**Directions:**
In the entries that follow, find the word "anfr" and report each line it is on.

Collected data entries
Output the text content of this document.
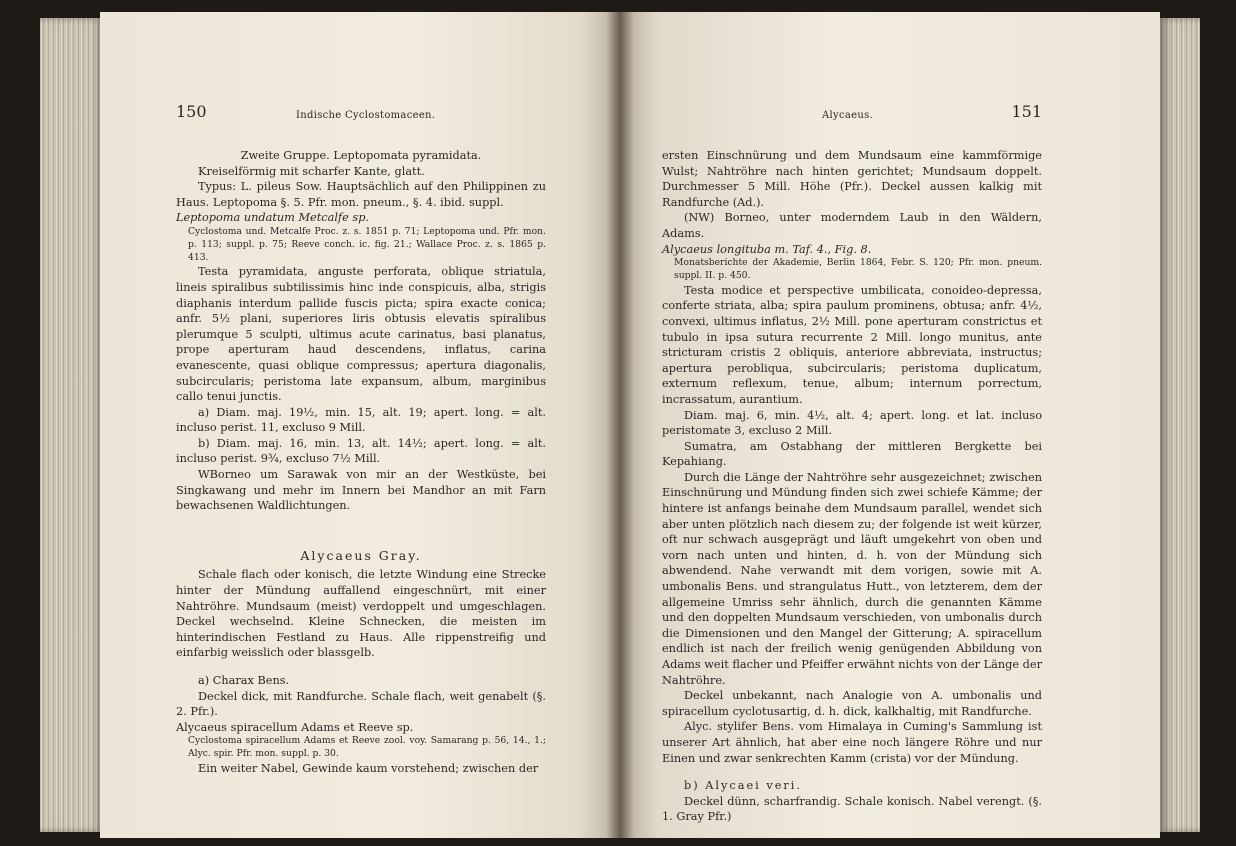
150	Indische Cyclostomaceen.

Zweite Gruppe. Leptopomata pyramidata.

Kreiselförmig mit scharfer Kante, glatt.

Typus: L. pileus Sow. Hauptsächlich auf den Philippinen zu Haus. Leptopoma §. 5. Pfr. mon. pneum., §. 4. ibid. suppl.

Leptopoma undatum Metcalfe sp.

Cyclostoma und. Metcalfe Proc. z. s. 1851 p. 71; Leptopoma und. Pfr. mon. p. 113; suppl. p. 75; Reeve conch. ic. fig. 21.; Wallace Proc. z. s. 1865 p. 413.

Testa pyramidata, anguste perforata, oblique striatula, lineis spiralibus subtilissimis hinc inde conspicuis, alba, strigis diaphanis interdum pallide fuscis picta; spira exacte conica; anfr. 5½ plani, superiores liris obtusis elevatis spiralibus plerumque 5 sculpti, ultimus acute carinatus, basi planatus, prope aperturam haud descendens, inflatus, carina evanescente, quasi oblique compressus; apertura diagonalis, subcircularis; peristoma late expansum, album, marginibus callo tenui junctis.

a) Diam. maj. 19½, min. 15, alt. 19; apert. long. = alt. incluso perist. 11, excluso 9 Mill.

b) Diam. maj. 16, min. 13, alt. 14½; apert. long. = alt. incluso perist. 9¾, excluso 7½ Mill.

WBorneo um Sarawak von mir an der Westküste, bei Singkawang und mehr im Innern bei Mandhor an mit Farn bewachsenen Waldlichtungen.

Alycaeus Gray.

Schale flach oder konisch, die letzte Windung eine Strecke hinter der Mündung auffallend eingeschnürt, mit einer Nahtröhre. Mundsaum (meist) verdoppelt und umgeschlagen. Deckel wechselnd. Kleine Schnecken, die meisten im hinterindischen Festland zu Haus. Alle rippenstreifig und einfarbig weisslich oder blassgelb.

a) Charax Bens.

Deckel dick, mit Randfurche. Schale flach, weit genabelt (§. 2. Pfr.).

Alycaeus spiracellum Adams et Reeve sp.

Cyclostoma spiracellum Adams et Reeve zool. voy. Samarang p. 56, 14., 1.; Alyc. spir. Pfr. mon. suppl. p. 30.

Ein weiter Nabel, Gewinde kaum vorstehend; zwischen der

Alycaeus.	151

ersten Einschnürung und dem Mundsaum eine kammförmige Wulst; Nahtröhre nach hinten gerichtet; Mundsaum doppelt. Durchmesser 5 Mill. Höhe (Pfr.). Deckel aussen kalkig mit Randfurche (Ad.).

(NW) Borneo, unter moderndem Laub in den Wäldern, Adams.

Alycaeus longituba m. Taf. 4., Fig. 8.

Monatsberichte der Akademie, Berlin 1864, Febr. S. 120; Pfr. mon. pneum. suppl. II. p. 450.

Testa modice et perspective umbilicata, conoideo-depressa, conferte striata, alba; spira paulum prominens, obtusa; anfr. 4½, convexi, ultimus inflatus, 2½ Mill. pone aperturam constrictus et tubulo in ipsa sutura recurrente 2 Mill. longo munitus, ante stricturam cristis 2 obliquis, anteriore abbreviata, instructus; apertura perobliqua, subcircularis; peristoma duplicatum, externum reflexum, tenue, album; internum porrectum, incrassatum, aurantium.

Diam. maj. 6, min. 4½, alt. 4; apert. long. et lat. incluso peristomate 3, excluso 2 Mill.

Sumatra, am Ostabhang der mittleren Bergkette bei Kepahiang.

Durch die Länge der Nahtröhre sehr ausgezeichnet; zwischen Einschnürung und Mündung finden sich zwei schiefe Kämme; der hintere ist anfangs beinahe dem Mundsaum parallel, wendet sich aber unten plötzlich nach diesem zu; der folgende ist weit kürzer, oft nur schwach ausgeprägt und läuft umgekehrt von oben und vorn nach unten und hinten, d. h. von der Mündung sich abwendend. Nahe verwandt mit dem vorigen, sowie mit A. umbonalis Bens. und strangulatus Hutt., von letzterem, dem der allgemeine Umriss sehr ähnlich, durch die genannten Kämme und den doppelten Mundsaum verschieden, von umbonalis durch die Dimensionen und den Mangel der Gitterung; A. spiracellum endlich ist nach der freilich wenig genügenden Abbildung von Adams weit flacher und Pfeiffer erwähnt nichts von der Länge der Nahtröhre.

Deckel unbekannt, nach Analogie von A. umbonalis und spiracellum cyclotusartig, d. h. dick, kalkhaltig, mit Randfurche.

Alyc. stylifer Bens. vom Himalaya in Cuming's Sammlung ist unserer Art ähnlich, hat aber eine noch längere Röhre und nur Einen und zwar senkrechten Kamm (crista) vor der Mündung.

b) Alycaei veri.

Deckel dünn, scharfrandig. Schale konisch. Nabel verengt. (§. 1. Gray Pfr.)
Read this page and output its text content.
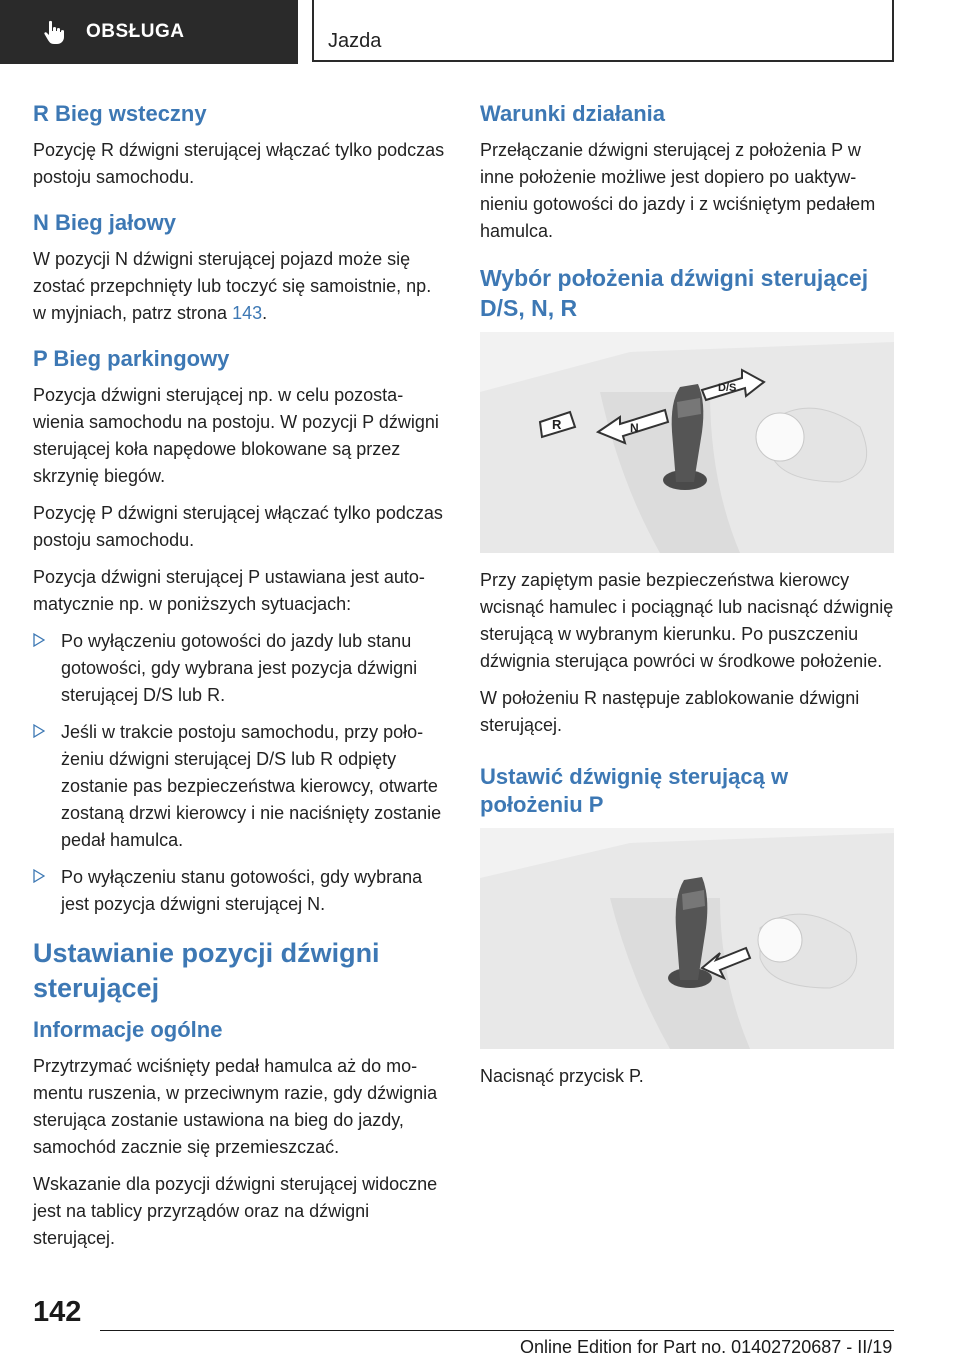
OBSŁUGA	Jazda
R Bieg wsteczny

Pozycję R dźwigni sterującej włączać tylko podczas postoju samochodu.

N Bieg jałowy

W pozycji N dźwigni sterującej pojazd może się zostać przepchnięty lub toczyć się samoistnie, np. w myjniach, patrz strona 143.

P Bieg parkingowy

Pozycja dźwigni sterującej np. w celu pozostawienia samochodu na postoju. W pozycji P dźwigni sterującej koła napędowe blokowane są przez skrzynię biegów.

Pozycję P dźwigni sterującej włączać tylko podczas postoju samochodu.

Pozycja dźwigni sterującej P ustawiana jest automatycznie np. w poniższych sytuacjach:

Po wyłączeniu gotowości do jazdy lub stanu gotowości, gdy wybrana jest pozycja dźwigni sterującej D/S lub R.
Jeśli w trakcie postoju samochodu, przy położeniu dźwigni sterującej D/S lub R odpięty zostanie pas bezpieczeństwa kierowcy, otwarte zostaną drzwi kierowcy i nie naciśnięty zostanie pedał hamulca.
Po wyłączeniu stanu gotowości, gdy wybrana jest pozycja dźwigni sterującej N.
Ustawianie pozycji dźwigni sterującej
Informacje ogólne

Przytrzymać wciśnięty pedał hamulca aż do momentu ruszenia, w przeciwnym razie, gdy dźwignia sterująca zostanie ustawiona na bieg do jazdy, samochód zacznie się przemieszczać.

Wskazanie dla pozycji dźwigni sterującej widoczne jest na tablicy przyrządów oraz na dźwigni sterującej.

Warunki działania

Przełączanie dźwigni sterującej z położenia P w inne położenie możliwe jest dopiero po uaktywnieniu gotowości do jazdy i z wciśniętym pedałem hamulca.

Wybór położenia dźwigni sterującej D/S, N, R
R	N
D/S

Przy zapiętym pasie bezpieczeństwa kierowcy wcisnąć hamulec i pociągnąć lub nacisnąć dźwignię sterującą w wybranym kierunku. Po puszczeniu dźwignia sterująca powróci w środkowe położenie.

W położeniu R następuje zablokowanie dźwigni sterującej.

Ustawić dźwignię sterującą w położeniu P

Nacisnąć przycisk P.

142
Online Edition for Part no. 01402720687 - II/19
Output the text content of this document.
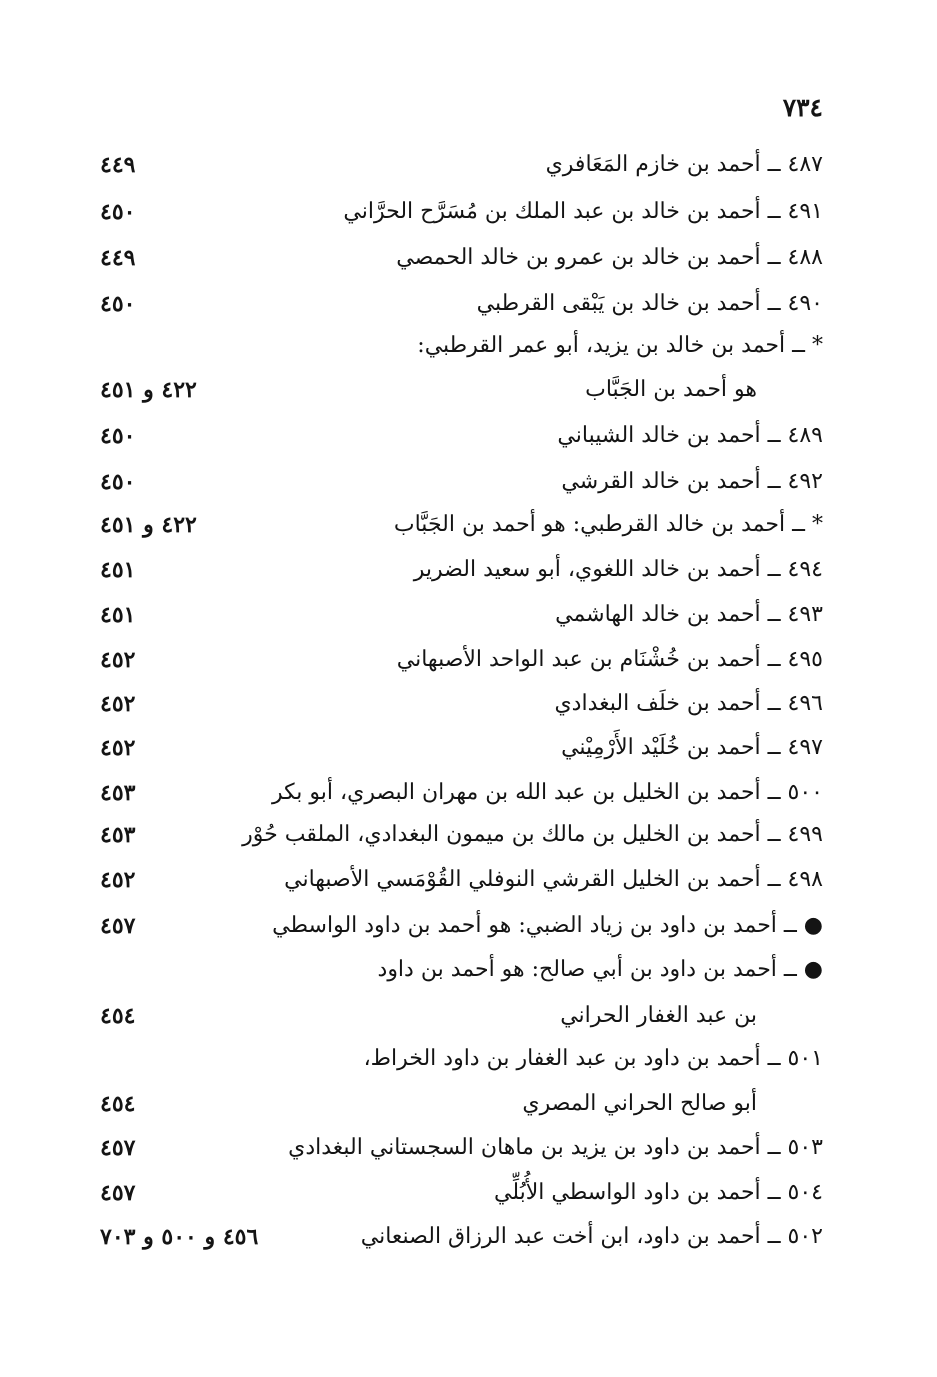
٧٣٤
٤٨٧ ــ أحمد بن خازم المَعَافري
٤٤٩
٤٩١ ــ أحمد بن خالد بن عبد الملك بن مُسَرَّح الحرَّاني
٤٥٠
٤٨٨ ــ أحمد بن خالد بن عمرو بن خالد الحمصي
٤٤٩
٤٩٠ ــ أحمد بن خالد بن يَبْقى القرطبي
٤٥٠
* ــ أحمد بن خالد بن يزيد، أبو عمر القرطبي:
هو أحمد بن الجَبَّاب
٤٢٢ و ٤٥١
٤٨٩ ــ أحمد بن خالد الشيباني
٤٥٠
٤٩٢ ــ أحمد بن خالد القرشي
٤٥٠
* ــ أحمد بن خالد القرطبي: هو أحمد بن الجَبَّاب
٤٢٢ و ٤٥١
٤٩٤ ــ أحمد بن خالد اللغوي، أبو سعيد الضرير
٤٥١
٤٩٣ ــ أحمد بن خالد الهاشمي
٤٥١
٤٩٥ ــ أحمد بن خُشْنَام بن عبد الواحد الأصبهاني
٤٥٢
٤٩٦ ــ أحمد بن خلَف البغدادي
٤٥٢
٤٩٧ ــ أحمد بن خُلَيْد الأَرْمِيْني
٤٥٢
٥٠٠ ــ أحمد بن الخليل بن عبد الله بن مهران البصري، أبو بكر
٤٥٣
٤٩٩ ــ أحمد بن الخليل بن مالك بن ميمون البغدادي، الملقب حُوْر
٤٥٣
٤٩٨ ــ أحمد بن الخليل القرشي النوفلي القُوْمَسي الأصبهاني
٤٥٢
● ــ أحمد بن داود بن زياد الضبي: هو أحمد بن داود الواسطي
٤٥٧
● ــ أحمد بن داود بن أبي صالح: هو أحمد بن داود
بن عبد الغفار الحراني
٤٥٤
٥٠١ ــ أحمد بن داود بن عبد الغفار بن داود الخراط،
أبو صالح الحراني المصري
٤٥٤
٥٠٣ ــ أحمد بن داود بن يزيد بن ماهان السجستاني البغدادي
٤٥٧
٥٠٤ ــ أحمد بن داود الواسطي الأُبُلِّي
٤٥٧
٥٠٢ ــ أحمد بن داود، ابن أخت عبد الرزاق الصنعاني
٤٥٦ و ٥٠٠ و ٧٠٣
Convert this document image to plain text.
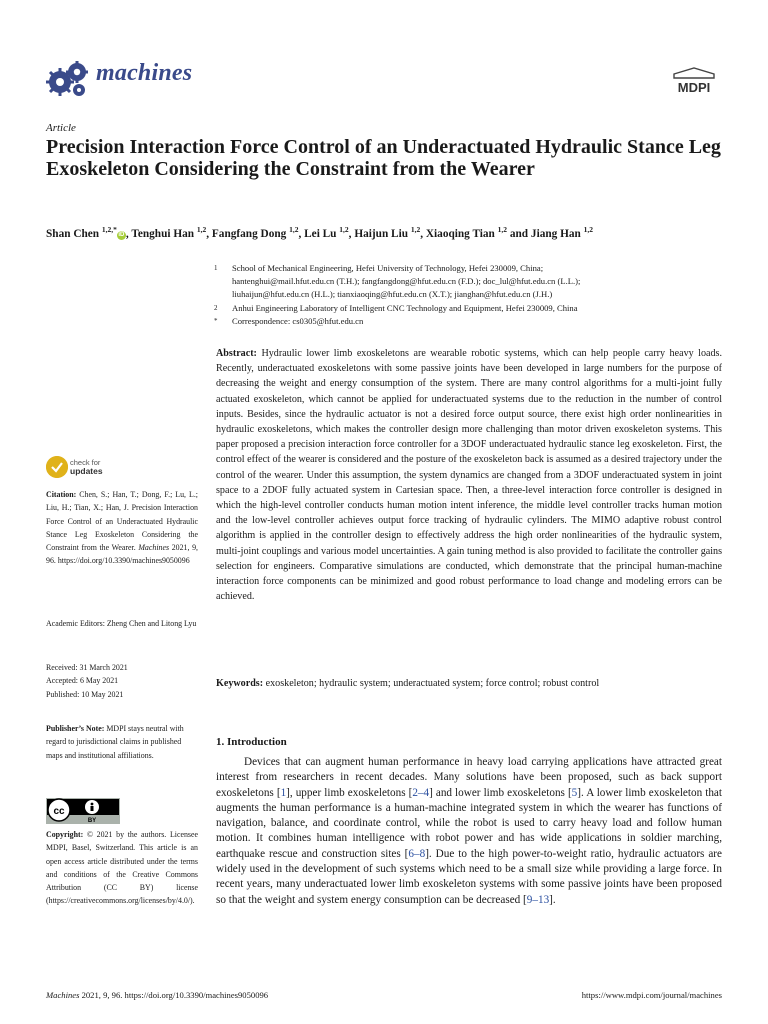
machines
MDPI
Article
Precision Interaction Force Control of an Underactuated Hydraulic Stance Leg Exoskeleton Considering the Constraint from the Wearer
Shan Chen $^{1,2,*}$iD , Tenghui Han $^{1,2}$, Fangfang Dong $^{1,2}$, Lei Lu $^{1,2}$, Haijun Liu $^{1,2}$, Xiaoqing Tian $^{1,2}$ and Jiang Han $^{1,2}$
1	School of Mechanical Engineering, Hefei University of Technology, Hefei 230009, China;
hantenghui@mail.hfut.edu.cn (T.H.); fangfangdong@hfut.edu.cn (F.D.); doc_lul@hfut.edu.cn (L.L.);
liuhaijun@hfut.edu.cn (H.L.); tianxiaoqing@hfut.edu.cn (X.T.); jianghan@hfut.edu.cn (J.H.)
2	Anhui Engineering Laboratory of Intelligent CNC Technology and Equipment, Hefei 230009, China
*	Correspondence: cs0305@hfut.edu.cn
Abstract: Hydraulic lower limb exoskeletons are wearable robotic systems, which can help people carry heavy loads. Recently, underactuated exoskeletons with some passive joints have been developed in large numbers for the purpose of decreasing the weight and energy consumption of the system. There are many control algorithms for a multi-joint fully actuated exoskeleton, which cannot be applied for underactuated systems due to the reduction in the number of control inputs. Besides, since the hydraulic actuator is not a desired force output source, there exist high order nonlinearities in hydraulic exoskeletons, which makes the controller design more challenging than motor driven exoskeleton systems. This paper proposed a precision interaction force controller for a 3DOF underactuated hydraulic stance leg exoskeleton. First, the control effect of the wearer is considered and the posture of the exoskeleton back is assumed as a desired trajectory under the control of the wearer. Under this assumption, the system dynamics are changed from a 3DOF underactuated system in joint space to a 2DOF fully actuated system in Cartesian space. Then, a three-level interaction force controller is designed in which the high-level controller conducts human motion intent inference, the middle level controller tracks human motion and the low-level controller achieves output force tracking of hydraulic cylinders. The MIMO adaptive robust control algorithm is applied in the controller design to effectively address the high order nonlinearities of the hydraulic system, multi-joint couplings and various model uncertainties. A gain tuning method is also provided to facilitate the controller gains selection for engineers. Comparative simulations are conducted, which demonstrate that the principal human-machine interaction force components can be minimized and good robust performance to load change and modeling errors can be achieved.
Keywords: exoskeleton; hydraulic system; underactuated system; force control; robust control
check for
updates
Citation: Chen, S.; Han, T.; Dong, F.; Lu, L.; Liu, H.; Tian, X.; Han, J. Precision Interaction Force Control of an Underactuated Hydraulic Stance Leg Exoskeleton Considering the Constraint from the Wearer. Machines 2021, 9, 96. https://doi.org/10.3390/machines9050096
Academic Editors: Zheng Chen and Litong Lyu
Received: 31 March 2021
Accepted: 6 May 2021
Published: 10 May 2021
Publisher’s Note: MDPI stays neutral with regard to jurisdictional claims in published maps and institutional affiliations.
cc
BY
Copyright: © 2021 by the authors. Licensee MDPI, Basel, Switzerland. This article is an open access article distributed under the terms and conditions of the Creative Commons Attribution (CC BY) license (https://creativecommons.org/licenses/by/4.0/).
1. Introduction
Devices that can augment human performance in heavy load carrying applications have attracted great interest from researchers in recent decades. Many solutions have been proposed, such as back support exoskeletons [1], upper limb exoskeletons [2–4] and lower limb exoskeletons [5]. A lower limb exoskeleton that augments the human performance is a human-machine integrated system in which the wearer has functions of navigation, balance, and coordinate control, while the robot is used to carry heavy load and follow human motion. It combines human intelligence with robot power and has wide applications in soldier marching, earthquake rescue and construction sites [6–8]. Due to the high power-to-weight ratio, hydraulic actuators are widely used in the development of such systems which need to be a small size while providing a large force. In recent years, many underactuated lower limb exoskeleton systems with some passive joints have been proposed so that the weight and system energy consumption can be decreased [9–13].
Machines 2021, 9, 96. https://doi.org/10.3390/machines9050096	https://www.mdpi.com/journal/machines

**Written solution:**
Testa pyramidata, anguste perforata, oblique striatula, lineis spiralibus subtilissimis hinc inde conspicuis, alba, strigis diaphanis interdum pallide fuscis picta; spira exacte conica; anfr. 5½ plani, superiores liris obtusis elevatis spiralibus plerumque 5 sculpti, ultimus acute carinatus, basi planatus, prope aperturam haud descendens, inflatus, carina evanescente, quasi oblique compressus; apertura diagonalis, subcircularis; peristoma late expansum, album, marginibus callo tenui junctis.
Testa modice et perspective umbilicata, conoideo-depressa, conferte striata, alba; spira paulum prominens, obtusa; anfr. 4½, convexi, ultimus inflatus, 2½ Mill. pone aperturam constrictus et tubulo in ipsa sutura recurrente 2 Mill. longo munitus, ante stricturam cristis 2 obliquis, anteriore abbreviata, instructus; apertura perobliqua, subcircularis; peristoma duplicatum, externum reflexum, tenue, album; internum porrectum, incrassatum, aurantium.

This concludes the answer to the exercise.